Saved data entries
--------------------------------

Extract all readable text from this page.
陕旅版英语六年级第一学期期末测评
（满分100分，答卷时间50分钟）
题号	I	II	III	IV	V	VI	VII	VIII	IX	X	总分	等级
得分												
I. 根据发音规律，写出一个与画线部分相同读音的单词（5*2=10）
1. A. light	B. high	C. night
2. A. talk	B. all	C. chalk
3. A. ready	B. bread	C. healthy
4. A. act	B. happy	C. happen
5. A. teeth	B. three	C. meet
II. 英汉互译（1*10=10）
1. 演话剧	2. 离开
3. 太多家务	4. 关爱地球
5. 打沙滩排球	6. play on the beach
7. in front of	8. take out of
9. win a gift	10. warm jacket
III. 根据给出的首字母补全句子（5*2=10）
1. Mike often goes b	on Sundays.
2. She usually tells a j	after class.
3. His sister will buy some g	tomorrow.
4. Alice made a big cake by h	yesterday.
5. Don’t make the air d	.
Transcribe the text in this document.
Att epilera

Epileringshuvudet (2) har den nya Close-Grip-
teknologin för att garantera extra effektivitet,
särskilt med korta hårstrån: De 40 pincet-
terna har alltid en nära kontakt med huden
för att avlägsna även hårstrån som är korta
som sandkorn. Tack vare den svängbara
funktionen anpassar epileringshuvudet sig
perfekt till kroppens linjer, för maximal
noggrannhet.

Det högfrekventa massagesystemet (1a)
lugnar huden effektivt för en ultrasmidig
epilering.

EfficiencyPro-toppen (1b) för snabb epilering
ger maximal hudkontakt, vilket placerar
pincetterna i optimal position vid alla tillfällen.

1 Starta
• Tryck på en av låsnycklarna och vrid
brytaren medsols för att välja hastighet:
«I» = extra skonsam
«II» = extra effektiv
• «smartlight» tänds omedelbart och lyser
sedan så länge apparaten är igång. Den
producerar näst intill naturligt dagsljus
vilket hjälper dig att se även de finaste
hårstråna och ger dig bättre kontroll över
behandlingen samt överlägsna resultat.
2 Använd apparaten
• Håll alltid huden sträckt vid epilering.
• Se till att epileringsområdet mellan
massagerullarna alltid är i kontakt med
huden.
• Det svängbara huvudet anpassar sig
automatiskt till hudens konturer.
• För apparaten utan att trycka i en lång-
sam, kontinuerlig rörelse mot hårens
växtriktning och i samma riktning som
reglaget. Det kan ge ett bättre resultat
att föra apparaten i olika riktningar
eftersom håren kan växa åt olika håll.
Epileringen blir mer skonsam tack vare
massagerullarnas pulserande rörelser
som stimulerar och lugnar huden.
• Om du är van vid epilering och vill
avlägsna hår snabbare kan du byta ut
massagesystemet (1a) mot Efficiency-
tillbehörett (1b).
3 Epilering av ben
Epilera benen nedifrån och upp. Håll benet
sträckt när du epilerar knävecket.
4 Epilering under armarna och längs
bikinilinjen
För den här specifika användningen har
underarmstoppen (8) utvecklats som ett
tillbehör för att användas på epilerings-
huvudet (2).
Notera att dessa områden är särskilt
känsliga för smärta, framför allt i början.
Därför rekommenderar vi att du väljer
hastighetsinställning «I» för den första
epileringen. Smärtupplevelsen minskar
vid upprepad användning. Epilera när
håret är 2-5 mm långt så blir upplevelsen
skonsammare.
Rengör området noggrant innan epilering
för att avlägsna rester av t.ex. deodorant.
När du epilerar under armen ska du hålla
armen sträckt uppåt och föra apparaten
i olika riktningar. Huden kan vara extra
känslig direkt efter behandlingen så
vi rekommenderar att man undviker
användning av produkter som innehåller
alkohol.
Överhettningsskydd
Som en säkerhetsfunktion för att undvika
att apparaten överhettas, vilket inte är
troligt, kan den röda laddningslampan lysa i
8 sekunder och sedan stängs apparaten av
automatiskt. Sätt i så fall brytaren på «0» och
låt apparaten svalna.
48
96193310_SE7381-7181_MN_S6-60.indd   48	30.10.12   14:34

--------------------------------

§ **WHAT THIS TASK INVOLVES**: From the records given above, copy all lines containing "automatiskt".

§ **ANSWER TO THIS TASK**:
automatiskt till hudens konturer.
automatiskt. Sätt i så fall brytaren på «0» och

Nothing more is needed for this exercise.